- **Instructions for the task**
Scan the records for the word "this". Copy each line that includes it.

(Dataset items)

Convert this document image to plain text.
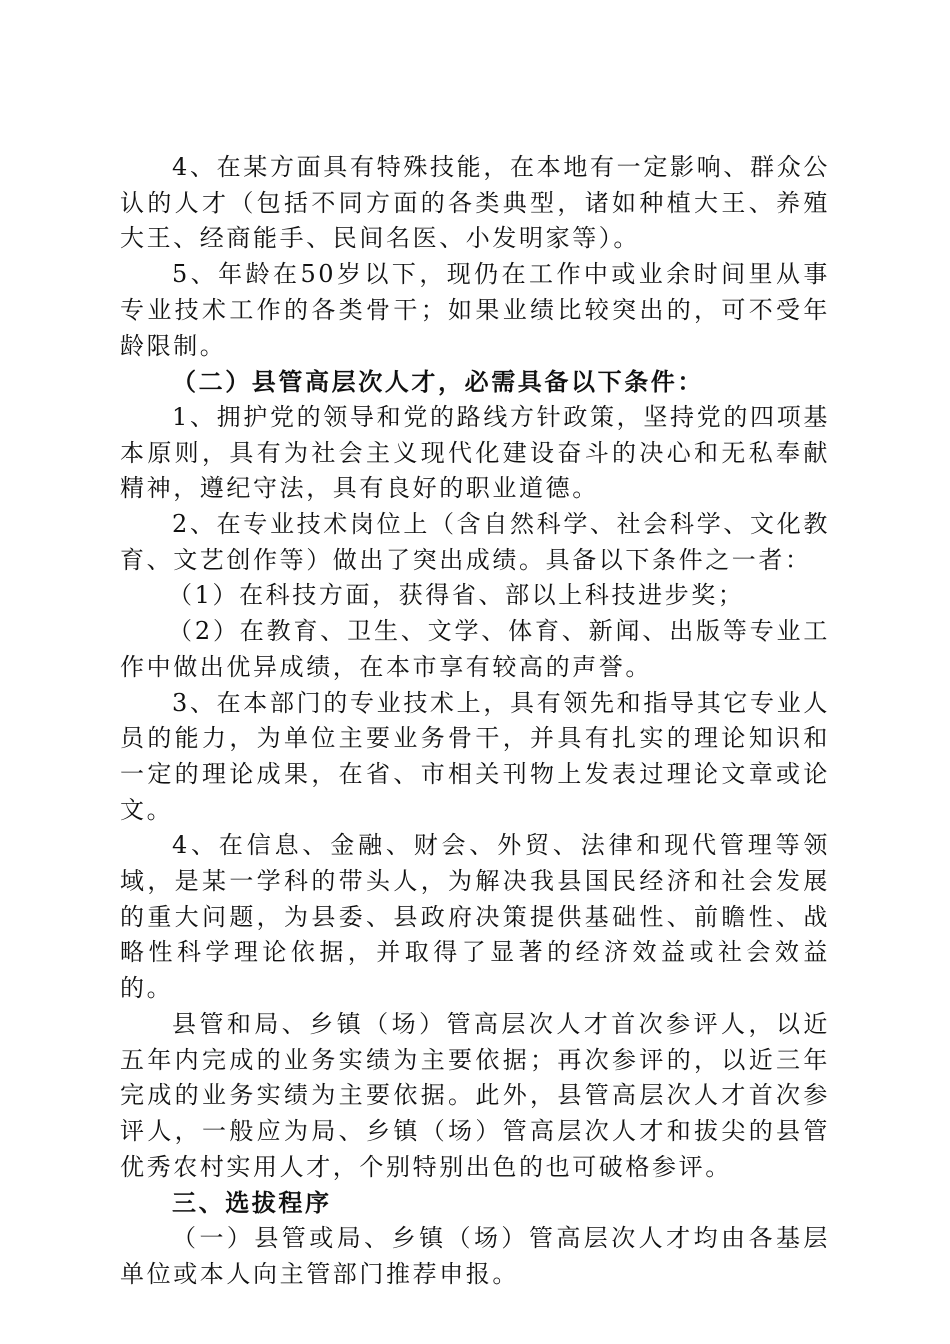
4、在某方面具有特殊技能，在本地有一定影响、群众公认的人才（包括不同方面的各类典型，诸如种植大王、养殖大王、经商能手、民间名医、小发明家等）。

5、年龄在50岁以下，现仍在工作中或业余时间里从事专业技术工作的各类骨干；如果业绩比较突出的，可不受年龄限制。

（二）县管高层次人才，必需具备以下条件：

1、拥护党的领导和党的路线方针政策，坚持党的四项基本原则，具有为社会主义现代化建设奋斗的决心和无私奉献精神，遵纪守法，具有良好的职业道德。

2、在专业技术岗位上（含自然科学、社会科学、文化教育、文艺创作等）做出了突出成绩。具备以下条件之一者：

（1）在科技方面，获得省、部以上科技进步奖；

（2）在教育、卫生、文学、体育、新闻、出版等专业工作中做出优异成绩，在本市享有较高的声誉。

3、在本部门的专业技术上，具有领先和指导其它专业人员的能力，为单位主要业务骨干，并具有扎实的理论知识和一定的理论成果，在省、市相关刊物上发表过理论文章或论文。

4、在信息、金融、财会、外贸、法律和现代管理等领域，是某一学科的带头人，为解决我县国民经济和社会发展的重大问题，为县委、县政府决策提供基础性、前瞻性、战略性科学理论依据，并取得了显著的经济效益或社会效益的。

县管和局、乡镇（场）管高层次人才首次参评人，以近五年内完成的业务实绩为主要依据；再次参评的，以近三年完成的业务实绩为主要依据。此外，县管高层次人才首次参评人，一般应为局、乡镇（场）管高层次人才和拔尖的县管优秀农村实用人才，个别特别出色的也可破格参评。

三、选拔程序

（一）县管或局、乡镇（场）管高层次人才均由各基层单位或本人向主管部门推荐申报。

...

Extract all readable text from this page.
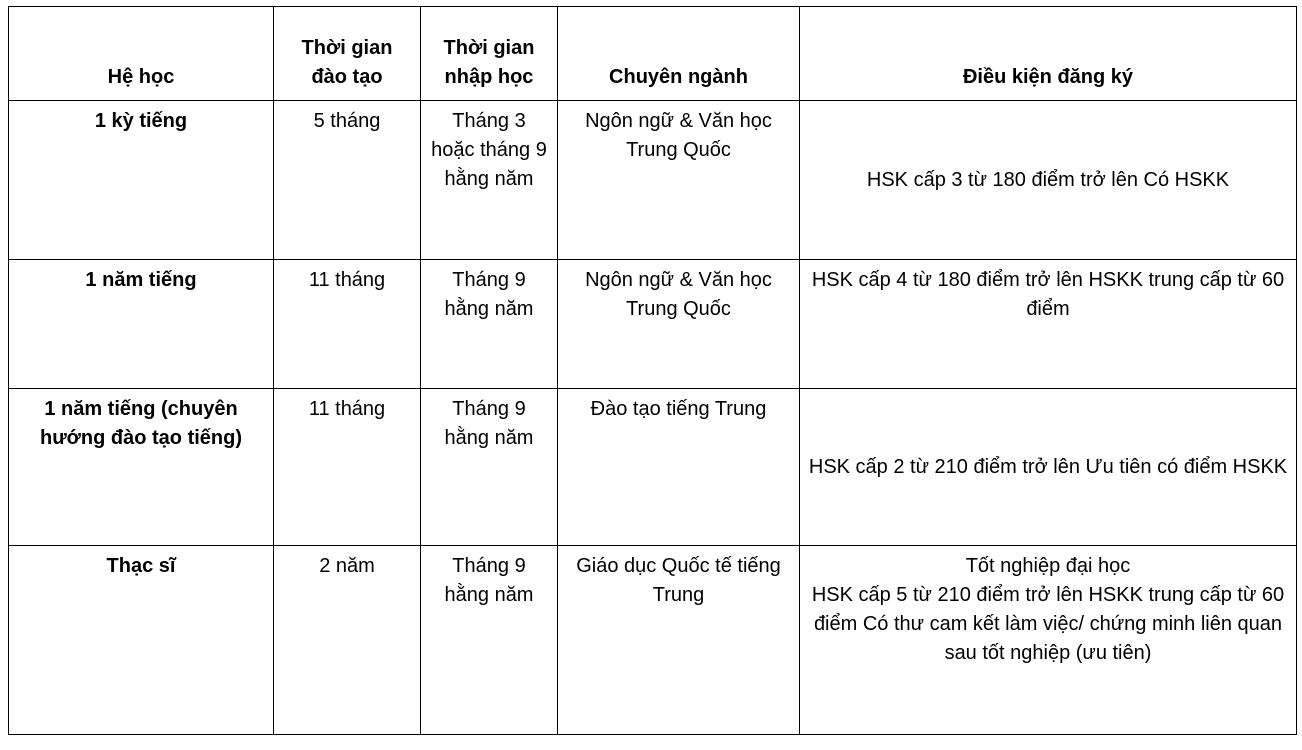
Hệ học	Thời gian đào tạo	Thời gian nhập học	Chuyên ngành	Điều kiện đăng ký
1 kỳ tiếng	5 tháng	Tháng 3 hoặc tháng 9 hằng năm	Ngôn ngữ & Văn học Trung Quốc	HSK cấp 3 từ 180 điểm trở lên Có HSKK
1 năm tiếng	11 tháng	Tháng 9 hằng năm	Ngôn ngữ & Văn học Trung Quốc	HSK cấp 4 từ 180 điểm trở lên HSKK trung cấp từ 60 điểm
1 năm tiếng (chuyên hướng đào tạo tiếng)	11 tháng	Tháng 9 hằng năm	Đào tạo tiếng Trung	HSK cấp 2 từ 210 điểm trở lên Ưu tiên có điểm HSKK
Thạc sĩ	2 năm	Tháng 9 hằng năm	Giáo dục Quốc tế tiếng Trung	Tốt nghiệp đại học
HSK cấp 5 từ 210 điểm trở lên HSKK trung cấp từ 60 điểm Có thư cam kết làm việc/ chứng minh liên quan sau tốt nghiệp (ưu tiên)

- **The reply**
Convert this document image to plain text.
Extract all readable text from this page.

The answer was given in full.